Exercise directions -
Copy everything from the line containing "Text: R4: R4: [289, 244, 304, 254]" down to the line containing "Circle shape: [206, 141, 214, 146]", renaming "Circle shape" to "Round marker" and keeping every other detail as it stands.

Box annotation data

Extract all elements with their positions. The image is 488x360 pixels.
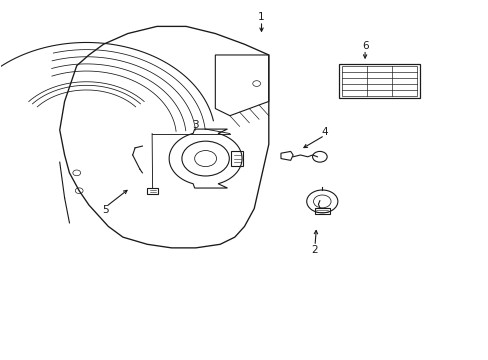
Text: 6: 6 — [361, 41, 367, 51]
Text: 2: 2 — [311, 245, 318, 255]
Text: 3: 3 — [192, 120, 199, 130]
Text: 5: 5 — [102, 205, 109, 215]
Text: 4: 4 — [321, 127, 327, 137]
Text: 1: 1 — [258, 13, 264, 22]
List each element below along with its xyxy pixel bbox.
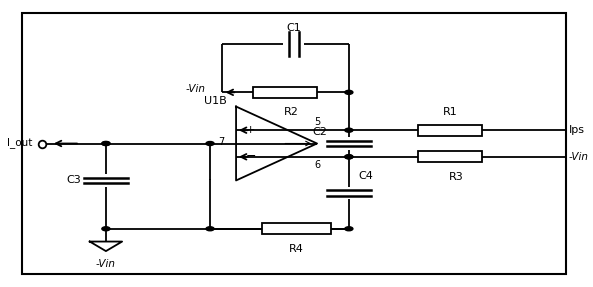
Text: R4: R4: [289, 244, 304, 254]
Text: C1: C1: [286, 23, 301, 33]
Circle shape: [345, 227, 353, 231]
Text: 6: 6: [314, 160, 320, 170]
Text: -Vin: -Vin: [96, 259, 116, 269]
Bar: [418, 125, 482, 136]
Text: I_out: I_out: [7, 137, 33, 148]
Circle shape: [206, 141, 214, 146]
Text: −: −: [246, 150, 256, 163]
Circle shape: [345, 155, 353, 159]
Text: C4: C4: [359, 171, 374, 181]
Text: Ips: Ips: [569, 125, 585, 135]
Text: +: +: [246, 125, 255, 135]
Text: 5: 5: [314, 117, 320, 127]
Bar: [253, 87, 317, 98]
Text: C3: C3: [67, 175, 81, 185]
Circle shape: [345, 155, 353, 159]
Circle shape: [206, 227, 214, 231]
Bar: [262, 223, 331, 234]
Circle shape: [345, 128, 353, 132]
Text: 7: 7: [218, 137, 225, 147]
Circle shape: [345, 90, 353, 94]
Text: C2: C2: [313, 127, 327, 137]
Text: R2: R2: [283, 107, 298, 117]
Text: -Vin: -Vin: [186, 84, 206, 94]
Text: U1B: U1B: [205, 96, 227, 106]
Circle shape: [102, 141, 110, 146]
Text: R1: R1: [443, 107, 457, 117]
Circle shape: [102, 141, 110, 146]
Bar: [418, 151, 482, 162]
Text: -Vin: -Vin: [569, 152, 589, 162]
Text: R3: R3: [448, 172, 463, 182]
Circle shape: [102, 227, 110, 231]
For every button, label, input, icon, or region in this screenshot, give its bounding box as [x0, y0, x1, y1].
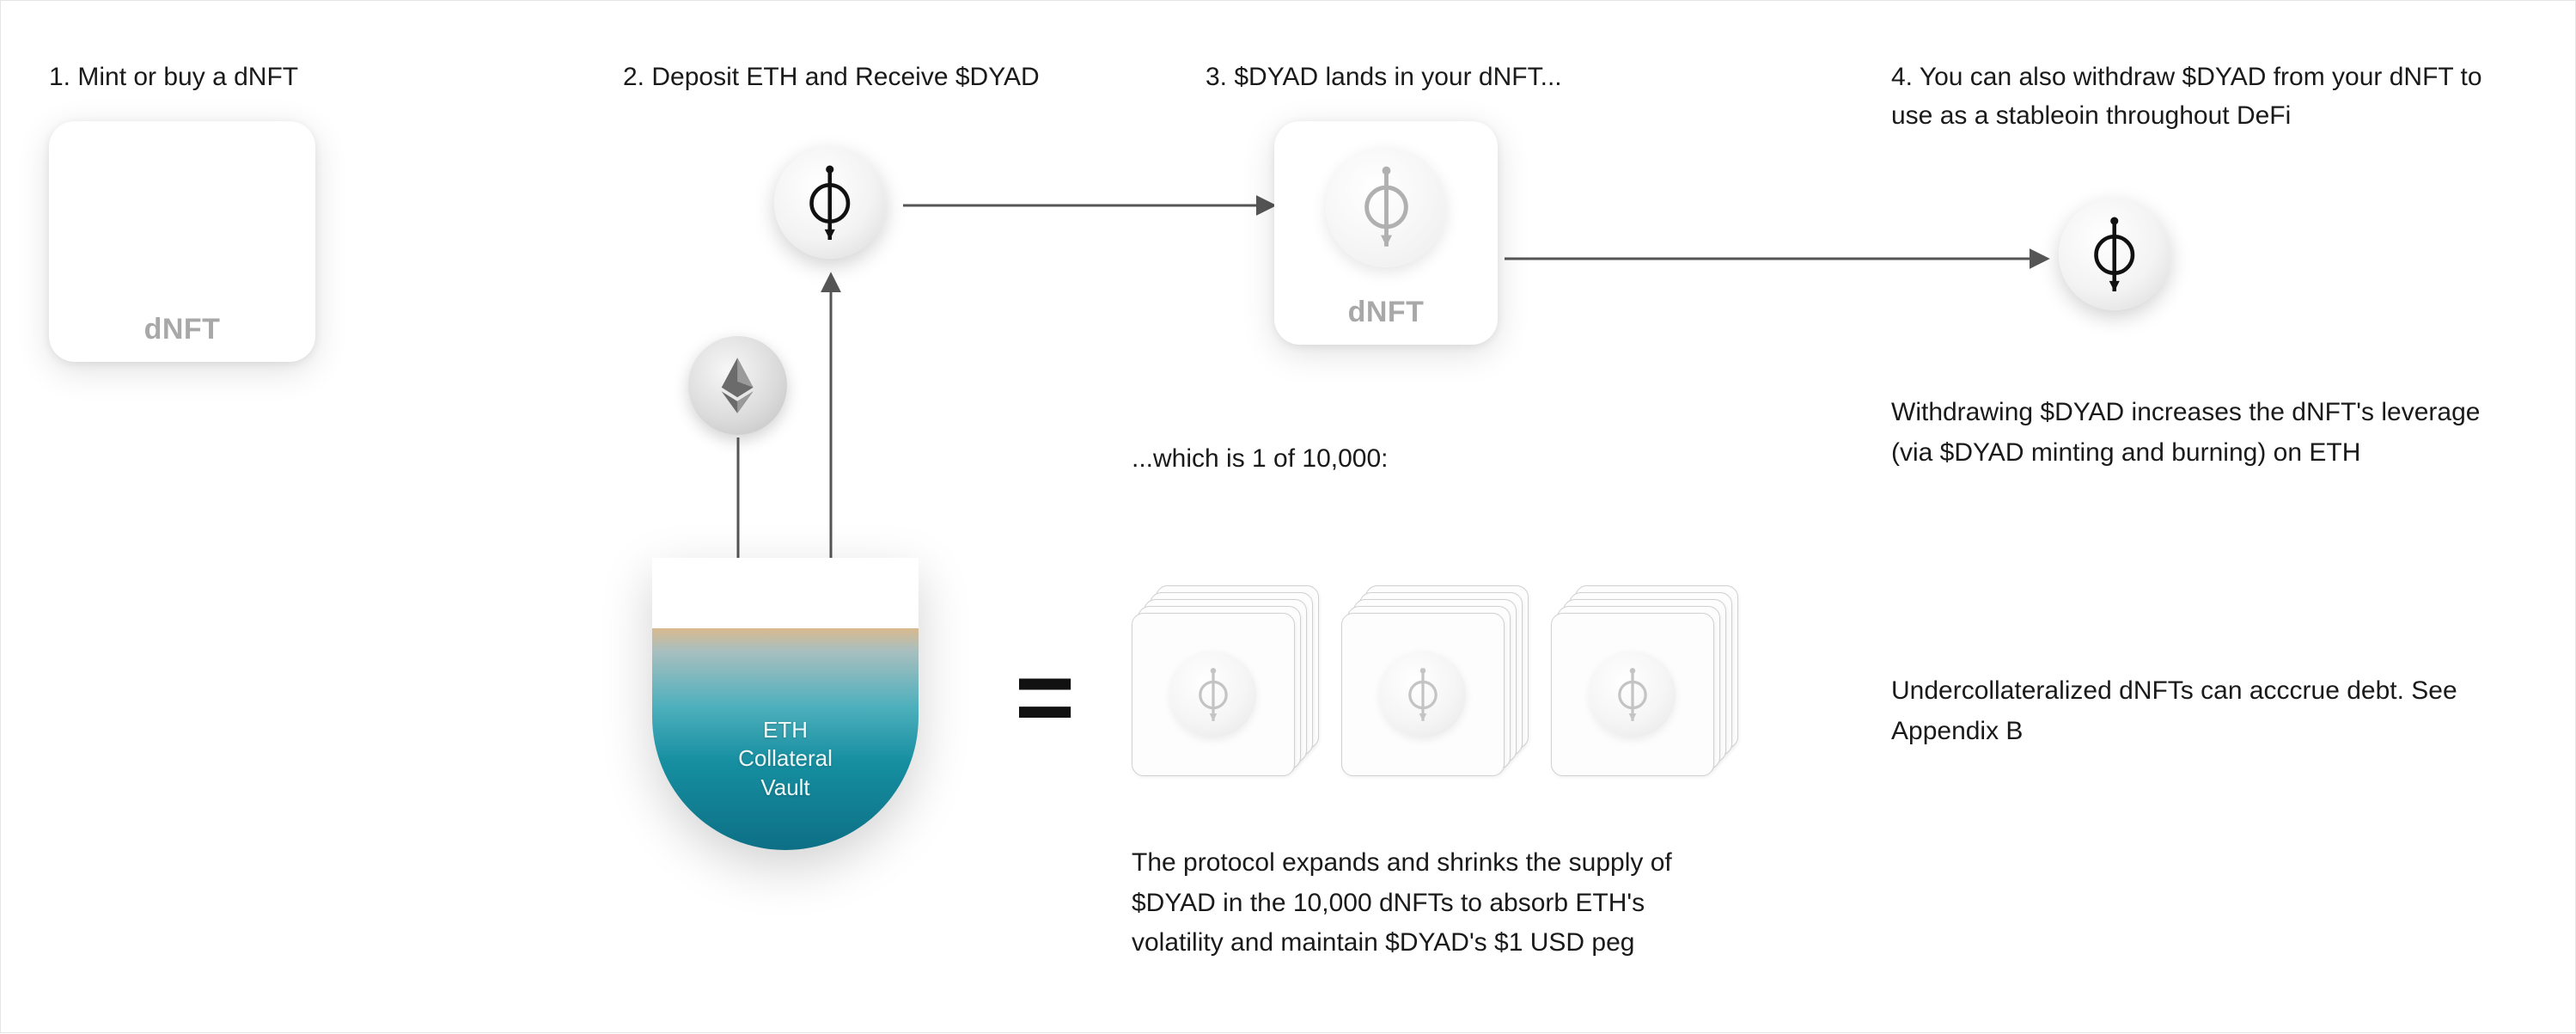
dnft-stack-2	[1341, 585, 1530, 800]
dyad-coin-stack-icon	[1170, 652, 1256, 737]
dyad-coin-stack-icon	[1380, 652, 1466, 737]
dyad-coin-step4	[2059, 199, 2170, 310]
step-3-subtitle: ...which is 1 of 10,000:	[1132, 439, 1389, 480]
dnft-stack-1	[1132, 585, 1321, 800]
dnft-card-step3: dNFT	[1274, 121, 1498, 345]
vault-label: ETH Collateral Vault	[652, 716, 919, 803]
dyad-glyph-icon	[2084, 216, 2146, 294]
dnft-stack-3	[1551, 585, 1740, 800]
dyad-glyph-icon	[1353, 165, 1419, 249]
step-3-description: The protocol expands and shrinks the sup…	[1132, 843, 1733, 964]
dyad-coin-inside-dnft	[1326, 147, 1446, 267]
step-4-paragraph-1: Withdrawing $DYAD increases the dNFT's l…	[1891, 393, 2527, 473]
step-4-title: 4. You can also withdraw $DYAD from your…	[1891, 58, 2527, 135]
diagram-canvas: 1. Mint or buy a dNFT dNFT 2. Deposit ET…	[1, 1, 2575, 1032]
eth-collateral-vault: ETH Collateral Vault	[652, 558, 919, 850]
equals-sign: =	[1015, 671, 1075, 723]
step-4-paragraph-2: Undercollateralized dNFTs can acccrue de…	[1891, 671, 2527, 751]
dnft-card-label: dNFT	[1274, 296, 1498, 329]
step-3-title: 3. $DYAD lands in your dNFT...	[1206, 58, 1562, 96]
vault-air	[652, 558, 919, 628]
dyad-coin-stack-icon	[1590, 652, 1676, 737]
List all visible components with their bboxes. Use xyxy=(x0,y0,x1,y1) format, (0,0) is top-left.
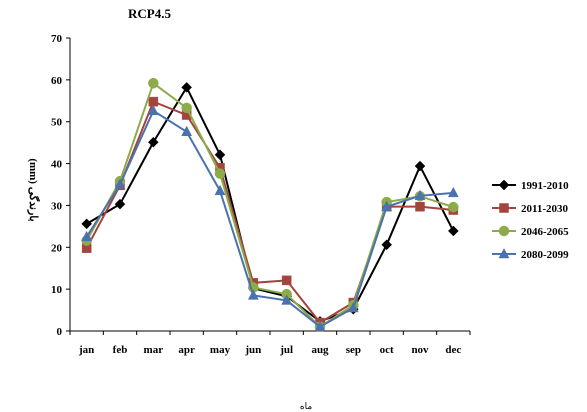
data-point xyxy=(447,186,459,198)
x-tick-label: sep xyxy=(346,344,361,356)
legend: 1991-2010 2011-2030 2046-2065 2080-2099 xyxy=(492,179,569,261)
data-point xyxy=(247,289,259,300)
data-point xyxy=(381,239,393,251)
y-tick-label: 20 xyxy=(51,242,63,254)
y-tick-label: 50 xyxy=(51,117,63,129)
legend-marker xyxy=(498,225,510,237)
data-point xyxy=(148,96,159,107)
y-axis: 0 10 20 30 40 50 60 70 xyxy=(51,33,71,338)
y-tick-label: 30 xyxy=(51,200,63,212)
x-tick-label: jul xyxy=(279,344,293,356)
y-tick-label: 0 xyxy=(57,326,63,338)
data-point xyxy=(314,320,326,332)
legend-item: 2011-2030 xyxy=(492,203,569,215)
data-point xyxy=(181,82,193,93)
legend-marker xyxy=(499,203,509,213)
x-tick-label: jun xyxy=(244,344,261,356)
y-tick-label: 60 xyxy=(51,75,63,87)
data-point xyxy=(381,200,393,211)
legend-label: 2011-2030 xyxy=(521,203,569,215)
series-line xyxy=(86,85,455,323)
data-point xyxy=(414,160,426,172)
series-line xyxy=(85,109,454,329)
y-tick-label: 40 xyxy=(51,159,63,171)
chart-title: RCP4.5 xyxy=(128,6,171,21)
data-point xyxy=(414,189,426,201)
data-point xyxy=(214,149,226,161)
series-layer xyxy=(81,77,459,333)
data-point xyxy=(147,136,159,148)
x-tick-label: mar xyxy=(144,344,164,356)
data-point xyxy=(181,125,193,137)
legend-item: 2046-2065 xyxy=(492,225,569,238)
x-tick-label: apr xyxy=(178,344,195,356)
x-tick-label: aug xyxy=(311,344,329,356)
x-tick-label: jan xyxy=(78,344,94,356)
data-point xyxy=(114,198,126,210)
x-tick-label: dec xyxy=(445,344,461,356)
data-point xyxy=(114,178,126,189)
series-1991-2010 xyxy=(81,82,459,327)
data-point xyxy=(148,77,159,89)
legend-label: 2080-2099 xyxy=(521,249,569,261)
data-point xyxy=(81,218,93,230)
data-point xyxy=(81,230,93,242)
data-point xyxy=(147,104,159,116)
x-tick-label: oct xyxy=(380,344,394,356)
x-tick-label: may xyxy=(210,344,231,356)
data-point xyxy=(181,102,192,114)
series-2046-2065 xyxy=(81,77,459,333)
series-line xyxy=(85,100,454,324)
x-tick-label: nov xyxy=(411,344,429,356)
y-axis-label: (mm) بارندگی xyxy=(27,158,41,221)
legend-item: 2080-2099 xyxy=(492,247,569,261)
x-tick-label: feb xyxy=(113,344,128,356)
legend-label: 1991-2010 xyxy=(521,180,569,192)
series-line xyxy=(85,81,454,329)
legend-item: 1991-2010 xyxy=(492,179,569,192)
data-point xyxy=(214,184,226,196)
x-axis-label: ماه xyxy=(300,401,312,411)
y-tick-label: 70 xyxy=(51,33,63,45)
legend-marker xyxy=(498,247,510,259)
series-2080-2099 xyxy=(81,104,459,332)
data-point xyxy=(214,168,226,179)
data-point xyxy=(281,294,293,305)
data-point xyxy=(447,225,459,237)
y-tick-label: 10 xyxy=(51,284,63,296)
legend-marker xyxy=(498,179,510,191)
legend-label: 2046-2065 xyxy=(521,226,569,238)
x-axis: jan feb mar apr may jun jul aug sep oct nov dec xyxy=(69,330,471,356)
data-point xyxy=(448,201,459,213)
data-point xyxy=(415,201,425,212)
data-point xyxy=(281,275,292,286)
data-point xyxy=(347,301,359,313)
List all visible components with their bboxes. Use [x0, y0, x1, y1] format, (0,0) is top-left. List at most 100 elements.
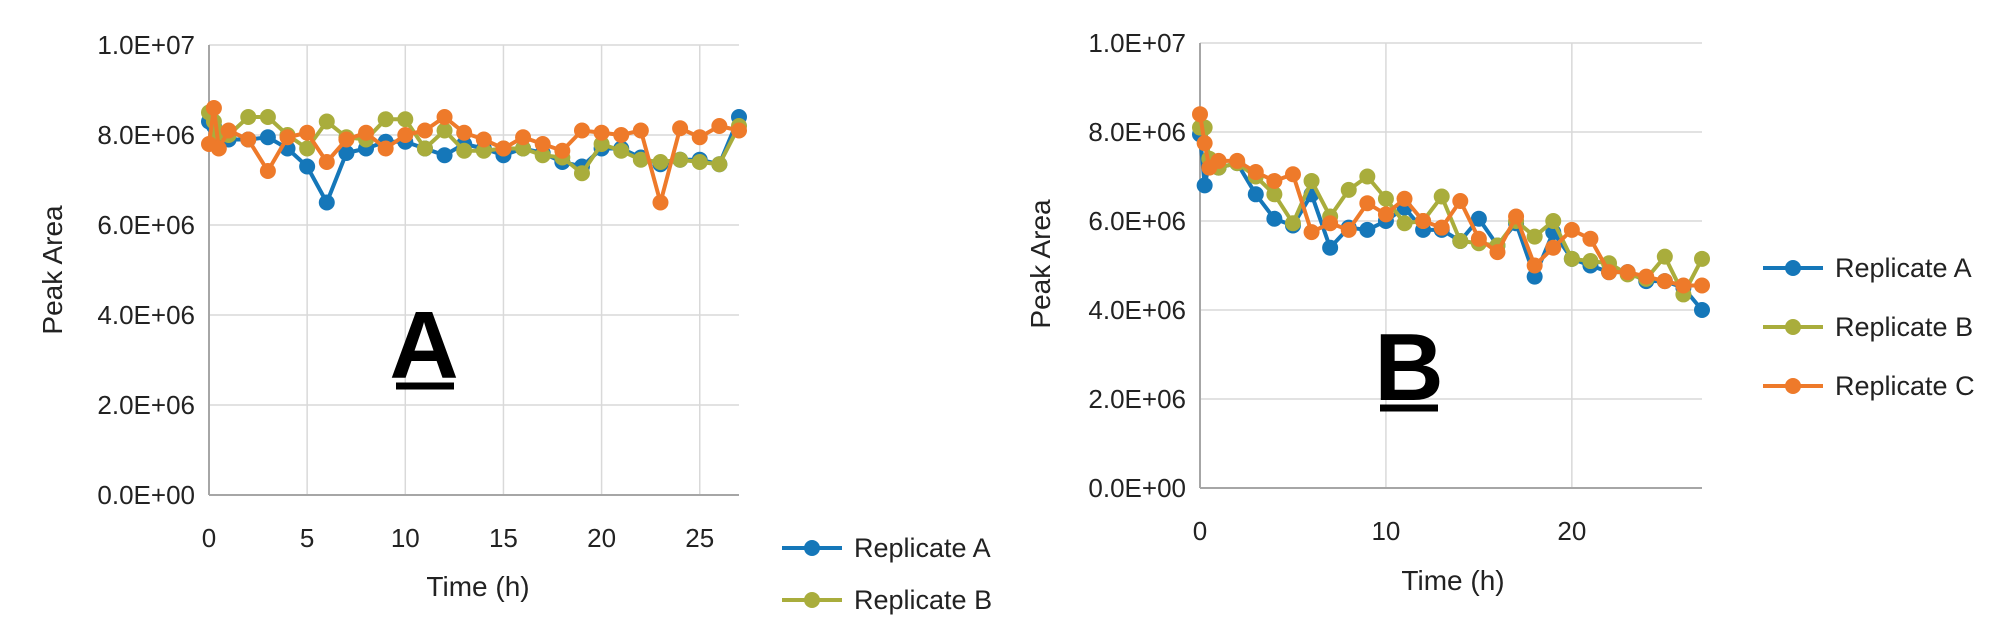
- data-point: [279, 129, 296, 146]
- x-tick-label: 0: [1193, 516, 1207, 546]
- legend-swatch-marker: [804, 592, 820, 608]
- data-point: [1377, 190, 1394, 207]
- data-point: [1582, 230, 1599, 247]
- data-point: [1675, 277, 1692, 294]
- data-point: [456, 142, 473, 159]
- x-tick-label: 5: [300, 523, 314, 553]
- legend: Replicate A Replicate B: [782, 533, 992, 615]
- data-point: [1322, 239, 1339, 256]
- data-point: [711, 156, 728, 173]
- legend-label: Replicate B: [854, 585, 992, 615]
- data-point: [220, 122, 237, 139]
- data-point: [632, 122, 649, 139]
- y-tick-label: 6.0E+06: [1088, 206, 1186, 236]
- legend-item: Replicate C: [1763, 371, 1975, 401]
- data-point: [691, 154, 708, 170]
- data-point: [1284, 215, 1301, 232]
- data-point: [573, 122, 590, 139]
- data-point: [1694, 302, 1710, 318]
- data-point: [632, 151, 649, 168]
- data-point: [377, 140, 394, 157]
- data-point: [1563, 221, 1580, 238]
- data-point: [1377, 206, 1394, 223]
- data-point: [1619, 264, 1636, 281]
- data-point: [1196, 177, 1213, 194]
- data-point: [1229, 152, 1246, 169]
- y-tick-label: 0.0E+00: [1088, 473, 1186, 503]
- data-point: [613, 127, 630, 143]
- data-point: [210, 140, 227, 157]
- data-point: [1196, 135, 1213, 152]
- data-point: [672, 151, 689, 168]
- data-point: [1452, 233, 1469, 250]
- legend-item: Replicate A: [1763, 253, 1972, 283]
- data-point: [259, 129, 276, 146]
- data-point: [1266, 210, 1283, 227]
- x-tick-label: 10: [1371, 516, 1400, 546]
- data-point: [1563, 250, 1580, 267]
- y-tick-label: 1.0E+07: [97, 30, 195, 60]
- data-point: [1359, 195, 1376, 212]
- panel-label: B: [1374, 314, 1443, 421]
- data-point: [1266, 186, 1283, 203]
- data-point: [1656, 273, 1673, 290]
- data-point: [1433, 219, 1450, 236]
- data-point: [436, 109, 453, 125]
- data-point: [593, 136, 610, 152]
- y-tick-label: 8.0E+06: [97, 120, 195, 150]
- data-point: [318, 113, 335, 130]
- data-point: [456, 124, 473, 141]
- data-point: [1656, 248, 1673, 265]
- data-point: [416, 122, 433, 139]
- y-axis-title: Peak Area: [1025, 199, 1056, 329]
- data-point: [1192, 106, 1208, 123]
- x-tick-label: 10: [391, 523, 420, 553]
- data-point: [436, 122, 453, 139]
- data-point: [1489, 244, 1506, 261]
- data-point: [1340, 181, 1357, 198]
- data-point: [1433, 188, 1450, 205]
- data-point: [554, 142, 571, 159]
- x-tick-label: 20: [1557, 516, 1586, 546]
- legend: Replicate A Replicate B Replicate C: [1763, 253, 1975, 401]
- x-axis-title: Time (h): [426, 571, 529, 602]
- data-point: [1601, 264, 1618, 281]
- data-point: [1694, 277, 1710, 294]
- y-tick-label: 4.0E+06: [1088, 295, 1186, 325]
- data-point: [1694, 250, 1710, 267]
- data-point: [259, 109, 276, 125]
- y-tick-label: 0.0E+00: [97, 480, 195, 510]
- data-point: [299, 140, 316, 157]
- x-tick-label: 25: [685, 523, 714, 553]
- data-point: [1340, 221, 1357, 238]
- data-point: [534, 147, 551, 164]
- data-point: [1284, 166, 1301, 183]
- data-point: [1322, 215, 1339, 232]
- data-point: [593, 124, 610, 141]
- data-point: [534, 136, 551, 152]
- x-tick-label: 0: [202, 523, 216, 553]
- data-point: [1247, 186, 1264, 203]
- legend-label: Replicate A: [854, 533, 991, 563]
- legend-swatch-marker: [1785, 378, 1801, 394]
- data-point: [515, 140, 532, 157]
- data-point: [1210, 152, 1227, 169]
- legend-label: Replicate B: [1835, 312, 1973, 342]
- x-tick-label: 20: [587, 523, 616, 553]
- data-point: [1545, 213, 1562, 229]
- chart-panel-a: 0.0E+00 2.0E+06 4.0E+06 6.0E+06 8.0E+06 1.0E+…: [37, 30, 992, 615]
- data-point: [416, 140, 433, 157]
- data-point: [475, 142, 492, 159]
- legend-item: Replicate B: [1763, 312, 1973, 342]
- y-tick-label: 2.0E+06: [1088, 384, 1186, 414]
- data-point: [1359, 221, 1376, 238]
- legend-label: Replicate C: [1835, 371, 1975, 401]
- data-point: [377, 111, 394, 128]
- data-point: [515, 129, 532, 146]
- legend-item: Replicate B: [782, 585, 992, 615]
- data-point: [672, 120, 689, 137]
- data-point: [240, 131, 257, 148]
- data-point: [338, 131, 355, 148]
- x-tick-label: 15: [489, 523, 518, 553]
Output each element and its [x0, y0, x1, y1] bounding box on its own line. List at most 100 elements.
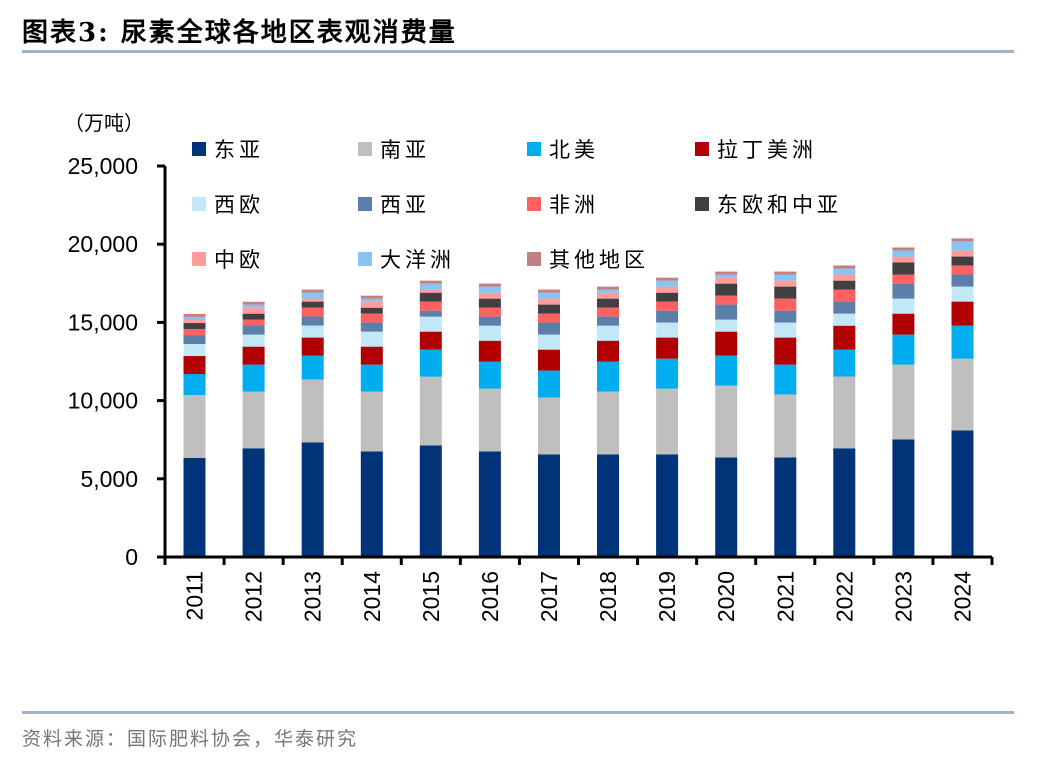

Output of the task -
Text: R4: R4: [289, 244, 304, 254]
Text: C1: C1: [286, 23, 301, 33]
Round marker: [345, 227, 353, 231]
Text: 6: 6: [314, 160, 320, 170]
Text: -Vin: -Vin: [96, 259, 116, 269]
Bar: [418, 125, 482, 136]
Text: I_out: I_out: [7, 137, 33, 148]
Round marker: [206, 141, 214, 146]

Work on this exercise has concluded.